■ **MATERIAL TO PROCESS**:
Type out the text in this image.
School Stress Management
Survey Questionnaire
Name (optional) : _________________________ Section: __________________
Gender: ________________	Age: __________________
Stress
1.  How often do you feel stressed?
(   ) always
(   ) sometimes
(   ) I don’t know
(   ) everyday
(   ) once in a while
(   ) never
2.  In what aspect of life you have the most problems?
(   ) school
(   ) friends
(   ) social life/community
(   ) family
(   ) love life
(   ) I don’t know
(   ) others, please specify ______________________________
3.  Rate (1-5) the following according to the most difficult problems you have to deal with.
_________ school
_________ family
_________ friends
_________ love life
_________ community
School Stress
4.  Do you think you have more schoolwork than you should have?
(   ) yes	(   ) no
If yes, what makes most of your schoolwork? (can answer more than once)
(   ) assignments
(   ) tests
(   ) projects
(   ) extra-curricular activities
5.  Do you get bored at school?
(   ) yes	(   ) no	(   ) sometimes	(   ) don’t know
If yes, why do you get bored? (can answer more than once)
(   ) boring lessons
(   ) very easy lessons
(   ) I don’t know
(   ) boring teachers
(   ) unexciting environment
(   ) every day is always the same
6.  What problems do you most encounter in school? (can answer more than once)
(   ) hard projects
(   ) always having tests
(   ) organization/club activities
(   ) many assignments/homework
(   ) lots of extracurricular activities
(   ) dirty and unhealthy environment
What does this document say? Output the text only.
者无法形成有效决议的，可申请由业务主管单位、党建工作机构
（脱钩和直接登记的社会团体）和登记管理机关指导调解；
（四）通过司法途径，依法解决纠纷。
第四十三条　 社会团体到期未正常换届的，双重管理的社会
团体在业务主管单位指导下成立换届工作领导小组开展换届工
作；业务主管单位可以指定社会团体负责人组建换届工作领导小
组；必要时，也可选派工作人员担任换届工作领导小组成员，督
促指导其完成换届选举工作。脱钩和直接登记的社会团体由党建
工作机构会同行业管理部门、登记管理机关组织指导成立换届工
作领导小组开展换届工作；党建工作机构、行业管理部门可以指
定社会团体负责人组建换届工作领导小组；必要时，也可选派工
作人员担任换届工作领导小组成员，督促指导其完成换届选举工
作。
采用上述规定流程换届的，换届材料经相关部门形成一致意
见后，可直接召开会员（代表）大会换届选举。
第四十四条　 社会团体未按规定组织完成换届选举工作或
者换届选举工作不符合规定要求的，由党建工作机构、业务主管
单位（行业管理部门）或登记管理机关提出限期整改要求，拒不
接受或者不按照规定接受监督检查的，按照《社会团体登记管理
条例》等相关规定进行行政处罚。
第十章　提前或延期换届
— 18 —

■ **DIRECTIONS FOR THIS TASK**: Repeat, exactly and only, the lines above from the one containing "What does this" through the end of the material.

■ **SOLVED EXERCISE**:
What does this document say? Output the text only.
者无法形成有效决议的，可申请由业务主管单位、党建工作机构
（脱钩和直接登记的社会团体）和登记管理机关指导调解；
（四）通过司法途径，依法解决纠纷。
第四十三条　 社会团体到期未正常换届的，双重管理的社会
团体在业务主管单位指导下成立换届工作领导小组开展换届工
作；业务主管单位可以指定社会团体负责人组建换届工作领导小
组；必要时，也可选派工作人员担任换届工作领导小组成员，督
促指导其完成换届选举工作。脱钩和直接登记的社会团体由党建
工作机构会同行业管理部门、登记管理机关组织指导成立换届工
作领导小组开展换届工作；党建工作机构、行业管理部门可以指
定社会团体负责人组建换届工作领导小组；必要时，也可选派工
作人员担任换届工作领导小组成员，督促指导其完成换届选举工
作。
采用上述规定流程换届的，换届材料经相关部门形成一致意
见后，可直接召开会员（代表）大会换届选举。
第四十四条　 社会团体未按规定组织完成换届选举工作或
者换届选举工作不符合规定要求的，由党建工作机构、业务主管
单位（行业管理部门）或登记管理机关提出限期整改要求，拒不
接受或者不按照规定接受监督检查的，按照《社会团体登记管理
条例》等相关规定进行行政处罚。
第十章　提前或延期换届
— 18 —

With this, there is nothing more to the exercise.